• Given records:
====

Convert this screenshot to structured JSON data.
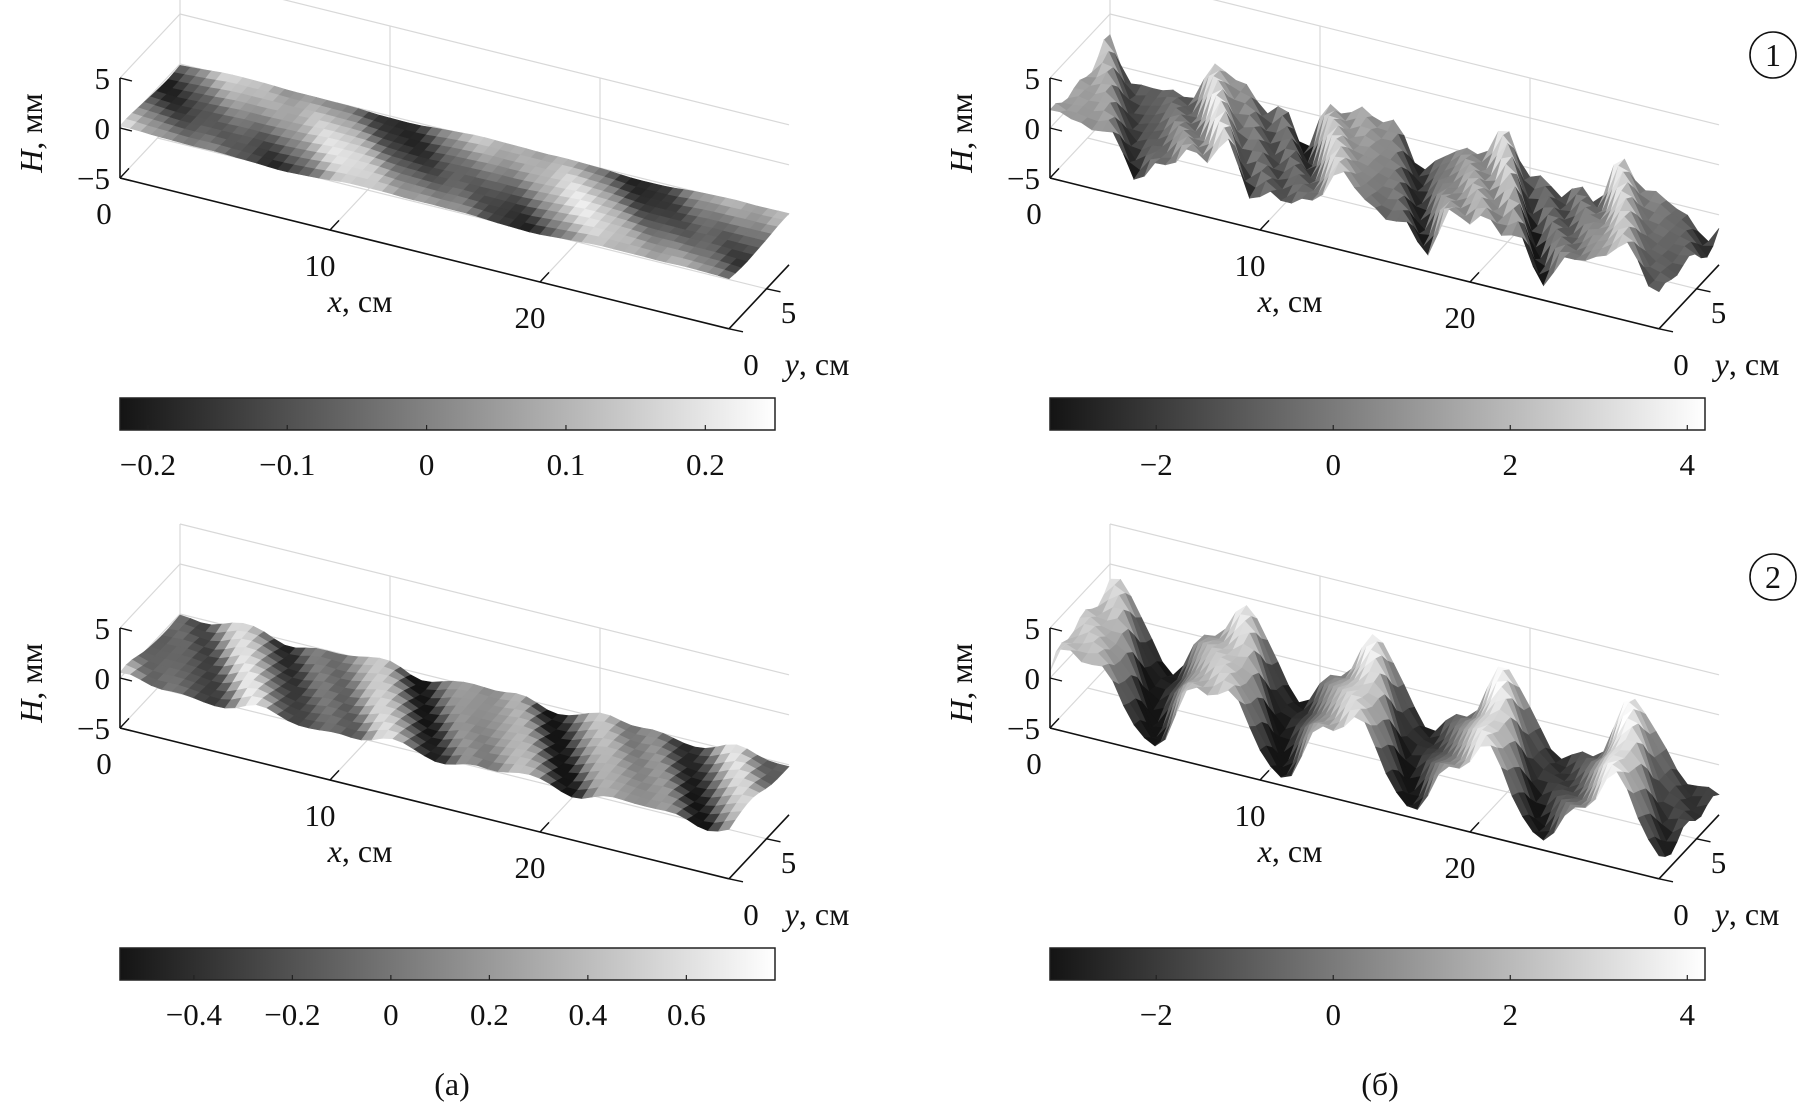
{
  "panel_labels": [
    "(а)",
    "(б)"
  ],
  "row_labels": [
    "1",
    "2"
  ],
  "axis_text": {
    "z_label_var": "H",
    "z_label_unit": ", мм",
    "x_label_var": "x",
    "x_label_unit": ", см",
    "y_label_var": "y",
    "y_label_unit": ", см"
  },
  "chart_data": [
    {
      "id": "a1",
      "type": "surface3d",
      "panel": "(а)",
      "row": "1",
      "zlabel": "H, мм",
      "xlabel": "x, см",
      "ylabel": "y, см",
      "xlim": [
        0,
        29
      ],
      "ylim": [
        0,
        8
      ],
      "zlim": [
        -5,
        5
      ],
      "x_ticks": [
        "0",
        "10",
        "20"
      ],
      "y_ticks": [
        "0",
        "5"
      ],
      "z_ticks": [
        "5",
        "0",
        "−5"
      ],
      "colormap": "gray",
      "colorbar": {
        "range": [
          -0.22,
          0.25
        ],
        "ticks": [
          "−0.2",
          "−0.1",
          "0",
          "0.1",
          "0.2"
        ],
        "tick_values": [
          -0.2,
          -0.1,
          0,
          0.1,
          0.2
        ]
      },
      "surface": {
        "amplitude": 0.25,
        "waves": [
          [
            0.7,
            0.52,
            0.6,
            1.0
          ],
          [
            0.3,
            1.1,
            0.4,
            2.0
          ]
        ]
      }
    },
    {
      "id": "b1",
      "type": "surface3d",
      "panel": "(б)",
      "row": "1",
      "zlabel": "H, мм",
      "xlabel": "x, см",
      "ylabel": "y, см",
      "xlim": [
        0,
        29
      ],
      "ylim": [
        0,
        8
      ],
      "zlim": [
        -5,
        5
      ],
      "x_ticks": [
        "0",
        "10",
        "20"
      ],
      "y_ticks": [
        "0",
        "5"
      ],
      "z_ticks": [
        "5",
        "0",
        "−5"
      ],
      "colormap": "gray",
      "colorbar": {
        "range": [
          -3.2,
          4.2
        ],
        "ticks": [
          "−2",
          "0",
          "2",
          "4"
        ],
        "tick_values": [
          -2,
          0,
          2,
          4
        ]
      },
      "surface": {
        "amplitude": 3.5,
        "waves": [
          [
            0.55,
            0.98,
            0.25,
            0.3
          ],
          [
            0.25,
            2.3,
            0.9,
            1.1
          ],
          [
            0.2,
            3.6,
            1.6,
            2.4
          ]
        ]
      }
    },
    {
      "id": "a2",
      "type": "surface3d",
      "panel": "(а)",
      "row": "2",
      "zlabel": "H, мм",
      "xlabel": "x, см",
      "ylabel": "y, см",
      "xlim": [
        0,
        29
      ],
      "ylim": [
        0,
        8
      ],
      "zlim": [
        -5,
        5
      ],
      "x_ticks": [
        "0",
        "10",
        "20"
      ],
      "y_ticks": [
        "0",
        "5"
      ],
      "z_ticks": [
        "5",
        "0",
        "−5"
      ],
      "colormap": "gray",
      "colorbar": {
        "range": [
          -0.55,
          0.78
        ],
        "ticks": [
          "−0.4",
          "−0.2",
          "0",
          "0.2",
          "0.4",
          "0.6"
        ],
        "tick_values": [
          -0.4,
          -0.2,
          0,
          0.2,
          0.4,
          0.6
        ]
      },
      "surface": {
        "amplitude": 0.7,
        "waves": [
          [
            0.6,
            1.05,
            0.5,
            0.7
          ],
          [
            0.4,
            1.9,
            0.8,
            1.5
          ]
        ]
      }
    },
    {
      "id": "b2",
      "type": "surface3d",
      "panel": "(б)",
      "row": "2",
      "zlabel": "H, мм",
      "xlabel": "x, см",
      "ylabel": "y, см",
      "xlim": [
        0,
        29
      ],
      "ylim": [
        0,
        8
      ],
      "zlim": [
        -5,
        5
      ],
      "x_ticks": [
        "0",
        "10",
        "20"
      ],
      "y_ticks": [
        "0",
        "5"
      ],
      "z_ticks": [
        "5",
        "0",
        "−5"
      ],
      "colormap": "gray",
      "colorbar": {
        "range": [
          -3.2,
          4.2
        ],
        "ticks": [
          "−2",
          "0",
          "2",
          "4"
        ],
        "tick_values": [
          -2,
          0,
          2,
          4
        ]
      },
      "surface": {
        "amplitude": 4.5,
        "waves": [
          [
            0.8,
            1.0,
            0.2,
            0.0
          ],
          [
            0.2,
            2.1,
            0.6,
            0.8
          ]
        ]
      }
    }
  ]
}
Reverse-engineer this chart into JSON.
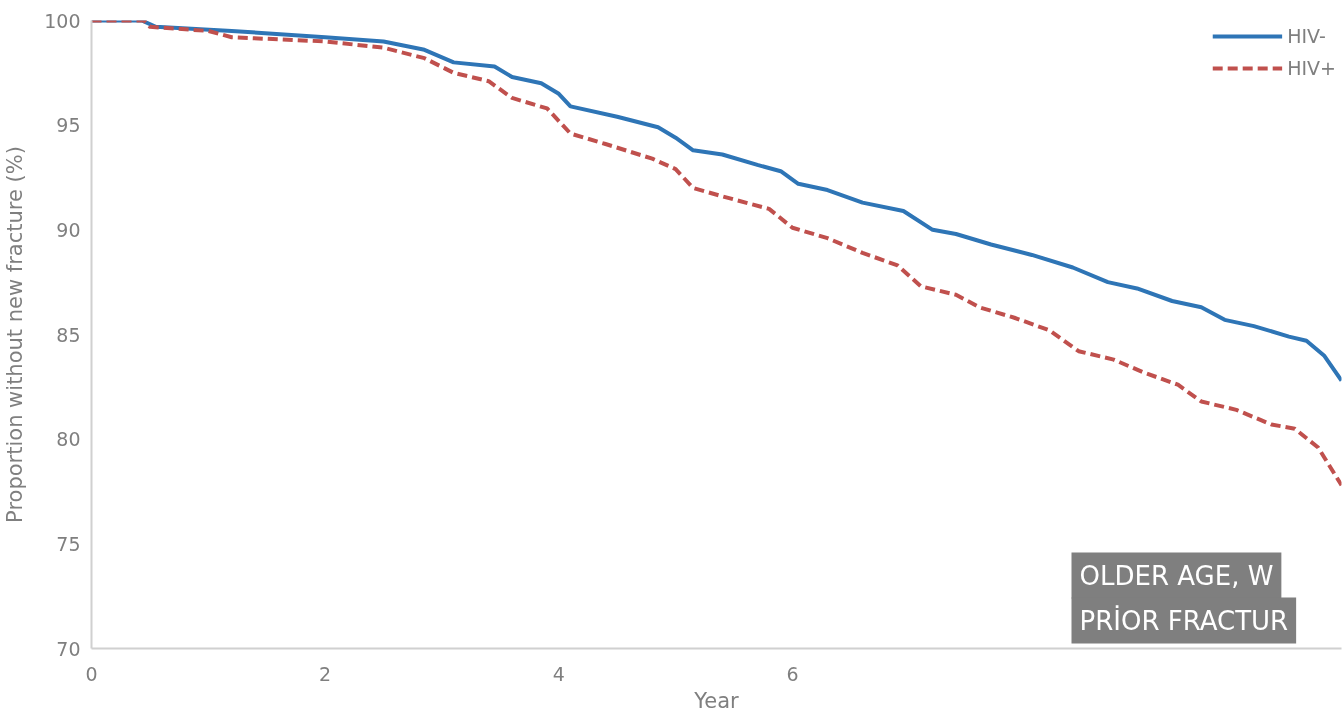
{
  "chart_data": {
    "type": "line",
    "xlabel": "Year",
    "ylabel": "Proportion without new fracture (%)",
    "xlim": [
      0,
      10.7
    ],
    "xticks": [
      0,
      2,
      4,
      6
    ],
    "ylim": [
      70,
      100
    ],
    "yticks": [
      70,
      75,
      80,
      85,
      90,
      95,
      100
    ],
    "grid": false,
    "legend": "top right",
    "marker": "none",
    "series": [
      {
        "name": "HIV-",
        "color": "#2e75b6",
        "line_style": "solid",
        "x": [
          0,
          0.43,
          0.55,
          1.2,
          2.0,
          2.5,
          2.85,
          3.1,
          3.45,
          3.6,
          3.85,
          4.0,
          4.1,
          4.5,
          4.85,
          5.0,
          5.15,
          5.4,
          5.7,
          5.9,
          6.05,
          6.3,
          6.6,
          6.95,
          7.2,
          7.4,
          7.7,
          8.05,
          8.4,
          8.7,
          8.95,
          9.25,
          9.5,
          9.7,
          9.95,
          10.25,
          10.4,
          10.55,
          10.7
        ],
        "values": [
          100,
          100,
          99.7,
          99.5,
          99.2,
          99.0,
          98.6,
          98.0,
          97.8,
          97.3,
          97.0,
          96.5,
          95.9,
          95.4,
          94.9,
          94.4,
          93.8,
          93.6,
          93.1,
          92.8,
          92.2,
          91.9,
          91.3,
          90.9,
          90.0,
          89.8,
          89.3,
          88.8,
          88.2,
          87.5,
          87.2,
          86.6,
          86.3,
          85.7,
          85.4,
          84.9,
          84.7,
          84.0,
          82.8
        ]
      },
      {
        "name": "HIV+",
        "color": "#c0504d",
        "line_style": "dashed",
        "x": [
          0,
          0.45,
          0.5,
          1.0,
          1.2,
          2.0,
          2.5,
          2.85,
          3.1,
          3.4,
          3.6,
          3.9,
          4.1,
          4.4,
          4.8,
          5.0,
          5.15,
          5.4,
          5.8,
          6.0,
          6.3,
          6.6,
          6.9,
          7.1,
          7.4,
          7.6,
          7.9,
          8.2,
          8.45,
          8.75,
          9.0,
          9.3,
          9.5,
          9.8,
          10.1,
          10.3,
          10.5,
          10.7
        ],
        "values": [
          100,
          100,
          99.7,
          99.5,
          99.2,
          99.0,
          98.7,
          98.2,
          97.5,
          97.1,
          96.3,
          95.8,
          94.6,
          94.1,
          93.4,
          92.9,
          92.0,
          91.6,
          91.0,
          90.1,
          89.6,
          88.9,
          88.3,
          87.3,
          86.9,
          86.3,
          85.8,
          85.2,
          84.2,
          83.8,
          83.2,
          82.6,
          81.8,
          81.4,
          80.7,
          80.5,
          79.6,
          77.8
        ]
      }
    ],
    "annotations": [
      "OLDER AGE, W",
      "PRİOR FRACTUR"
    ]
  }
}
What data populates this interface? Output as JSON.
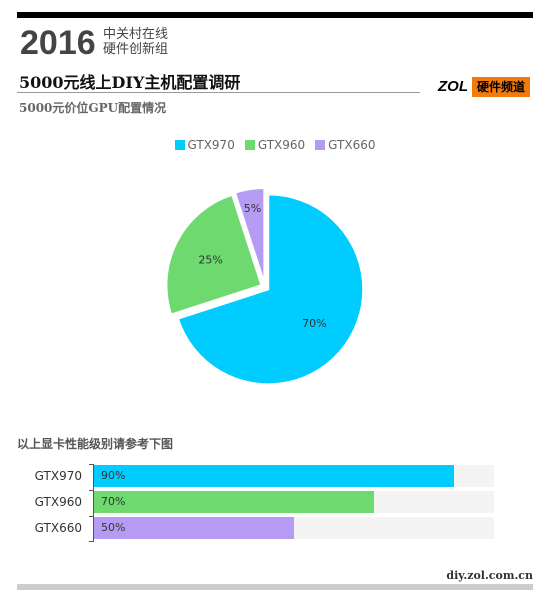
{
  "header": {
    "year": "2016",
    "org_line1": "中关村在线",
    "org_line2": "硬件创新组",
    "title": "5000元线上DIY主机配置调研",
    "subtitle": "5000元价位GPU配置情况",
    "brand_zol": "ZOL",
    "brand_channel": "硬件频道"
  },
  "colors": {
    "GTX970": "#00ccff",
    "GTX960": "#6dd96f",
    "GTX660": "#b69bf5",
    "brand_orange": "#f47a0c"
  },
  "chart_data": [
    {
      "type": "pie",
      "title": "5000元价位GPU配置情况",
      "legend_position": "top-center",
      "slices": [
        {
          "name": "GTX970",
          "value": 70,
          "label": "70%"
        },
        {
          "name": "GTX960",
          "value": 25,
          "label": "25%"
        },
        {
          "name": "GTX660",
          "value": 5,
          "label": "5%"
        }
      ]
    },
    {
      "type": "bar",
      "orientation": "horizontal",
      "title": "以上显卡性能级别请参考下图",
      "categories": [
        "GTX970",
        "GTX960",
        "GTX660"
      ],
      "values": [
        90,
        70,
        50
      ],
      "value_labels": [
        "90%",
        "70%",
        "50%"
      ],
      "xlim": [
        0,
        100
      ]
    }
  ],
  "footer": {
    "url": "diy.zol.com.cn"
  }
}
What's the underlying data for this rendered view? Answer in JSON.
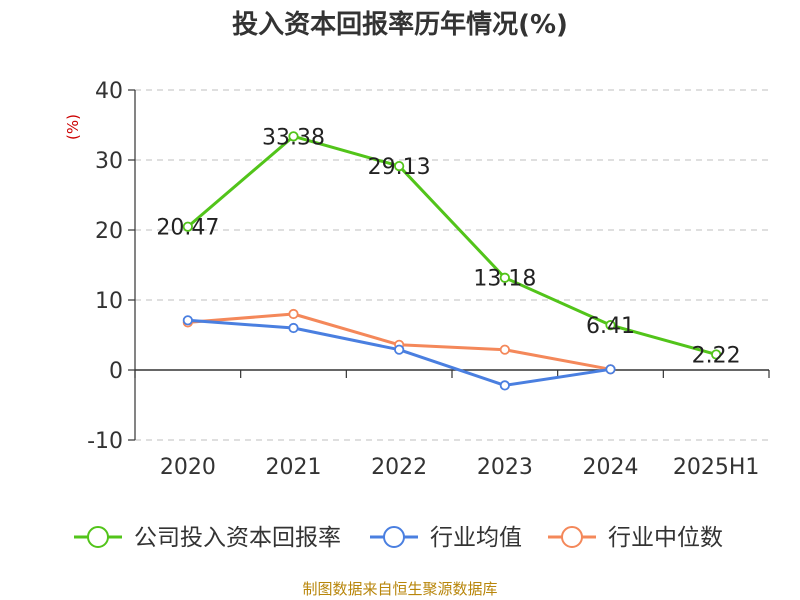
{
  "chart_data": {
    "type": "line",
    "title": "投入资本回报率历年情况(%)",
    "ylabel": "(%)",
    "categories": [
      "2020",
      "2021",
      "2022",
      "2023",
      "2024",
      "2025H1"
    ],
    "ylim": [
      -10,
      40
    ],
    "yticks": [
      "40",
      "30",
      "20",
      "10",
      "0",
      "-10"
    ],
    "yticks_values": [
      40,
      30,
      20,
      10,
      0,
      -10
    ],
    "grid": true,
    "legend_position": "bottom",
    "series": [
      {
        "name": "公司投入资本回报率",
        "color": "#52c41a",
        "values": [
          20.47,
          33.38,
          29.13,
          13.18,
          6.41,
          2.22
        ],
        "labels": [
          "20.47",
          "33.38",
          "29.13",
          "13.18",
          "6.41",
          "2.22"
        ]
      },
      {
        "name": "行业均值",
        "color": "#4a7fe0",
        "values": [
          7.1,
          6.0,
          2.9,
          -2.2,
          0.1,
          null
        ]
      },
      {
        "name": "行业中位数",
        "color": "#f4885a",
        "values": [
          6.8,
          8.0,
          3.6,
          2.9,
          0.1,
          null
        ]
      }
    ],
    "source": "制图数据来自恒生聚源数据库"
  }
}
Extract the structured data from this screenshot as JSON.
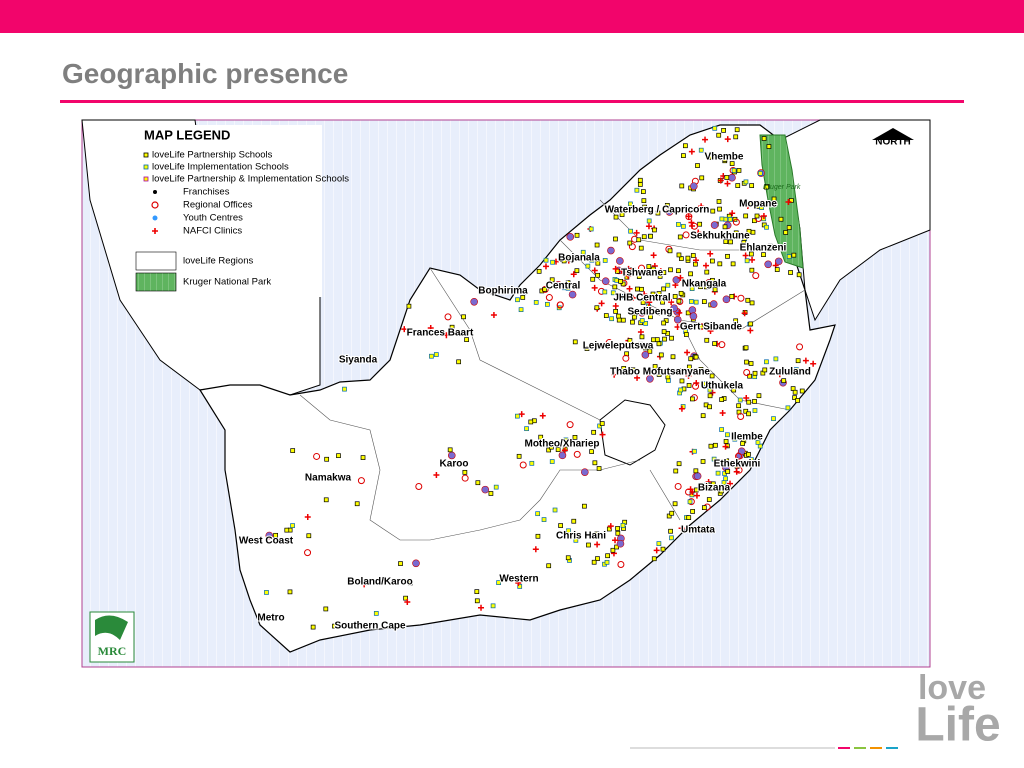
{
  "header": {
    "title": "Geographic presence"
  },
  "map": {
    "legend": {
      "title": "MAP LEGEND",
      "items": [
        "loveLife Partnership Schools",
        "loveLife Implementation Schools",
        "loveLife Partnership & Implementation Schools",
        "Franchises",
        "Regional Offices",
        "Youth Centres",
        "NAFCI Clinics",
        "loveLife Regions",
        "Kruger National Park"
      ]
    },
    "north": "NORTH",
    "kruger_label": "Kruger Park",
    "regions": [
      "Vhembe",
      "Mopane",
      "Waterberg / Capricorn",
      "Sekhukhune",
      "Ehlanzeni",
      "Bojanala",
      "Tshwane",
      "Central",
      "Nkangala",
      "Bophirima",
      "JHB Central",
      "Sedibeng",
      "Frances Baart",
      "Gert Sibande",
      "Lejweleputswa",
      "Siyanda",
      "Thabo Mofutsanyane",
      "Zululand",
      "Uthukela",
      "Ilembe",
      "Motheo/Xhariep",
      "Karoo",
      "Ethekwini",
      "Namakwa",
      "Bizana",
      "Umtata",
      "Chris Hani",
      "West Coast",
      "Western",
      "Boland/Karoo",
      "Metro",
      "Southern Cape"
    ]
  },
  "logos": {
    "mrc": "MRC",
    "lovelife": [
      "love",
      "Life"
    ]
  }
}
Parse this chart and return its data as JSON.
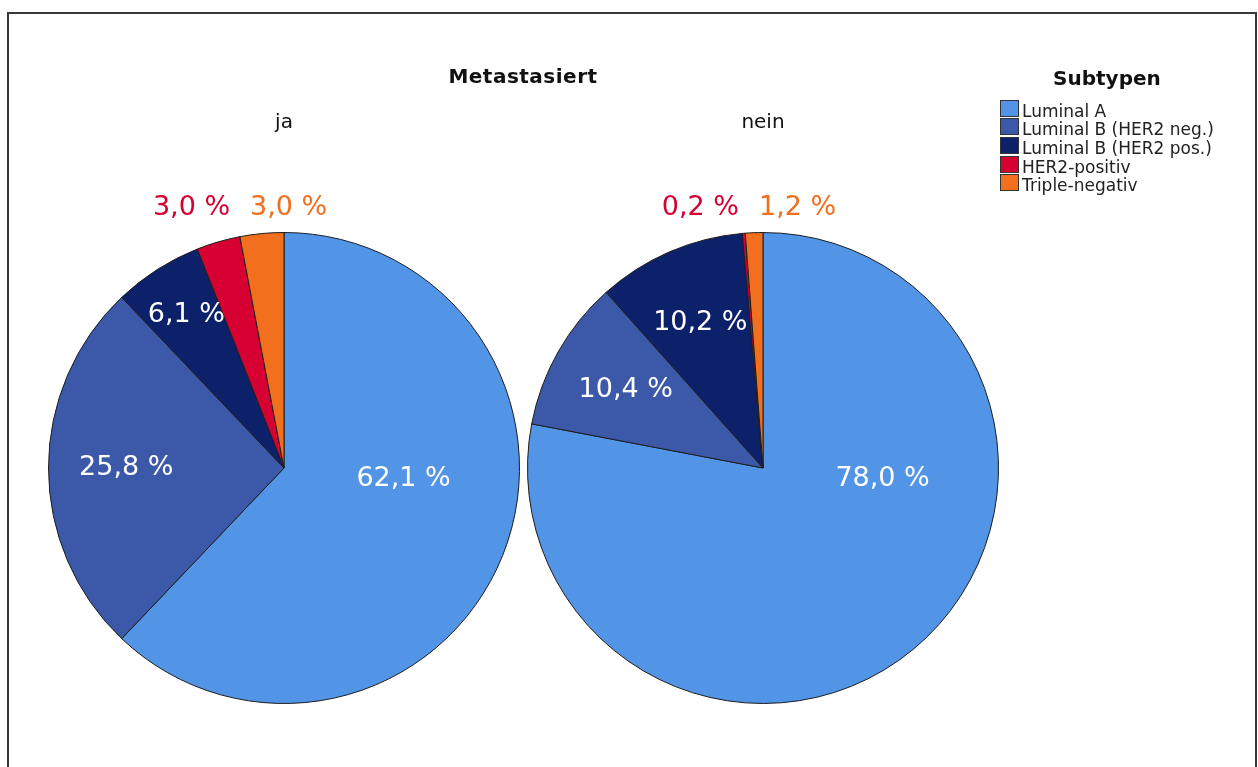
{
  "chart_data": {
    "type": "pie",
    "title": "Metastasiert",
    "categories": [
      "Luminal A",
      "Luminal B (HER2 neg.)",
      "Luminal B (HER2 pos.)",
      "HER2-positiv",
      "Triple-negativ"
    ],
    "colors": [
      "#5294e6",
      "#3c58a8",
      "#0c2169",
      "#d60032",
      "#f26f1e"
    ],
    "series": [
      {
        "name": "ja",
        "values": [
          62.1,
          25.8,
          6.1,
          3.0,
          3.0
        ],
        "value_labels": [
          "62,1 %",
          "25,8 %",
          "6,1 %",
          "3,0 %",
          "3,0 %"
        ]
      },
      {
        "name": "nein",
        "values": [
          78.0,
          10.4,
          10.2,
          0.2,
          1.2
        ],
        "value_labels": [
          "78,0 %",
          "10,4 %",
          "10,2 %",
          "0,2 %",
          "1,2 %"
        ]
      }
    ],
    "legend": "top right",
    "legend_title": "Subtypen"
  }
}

====

Using the records above, copy every line that has the word "JSON" in it.

• Written reply:
Convert this screenshot to structured JSON data.
Reverse-engineer this chart into JSON.
What data populates this interface? Output as JSON.
What's the underlying data for this rendered view? Answer in JSON.
Extract the structured data from this screenshot as JSON.
Parse this chart and return its data as JSON.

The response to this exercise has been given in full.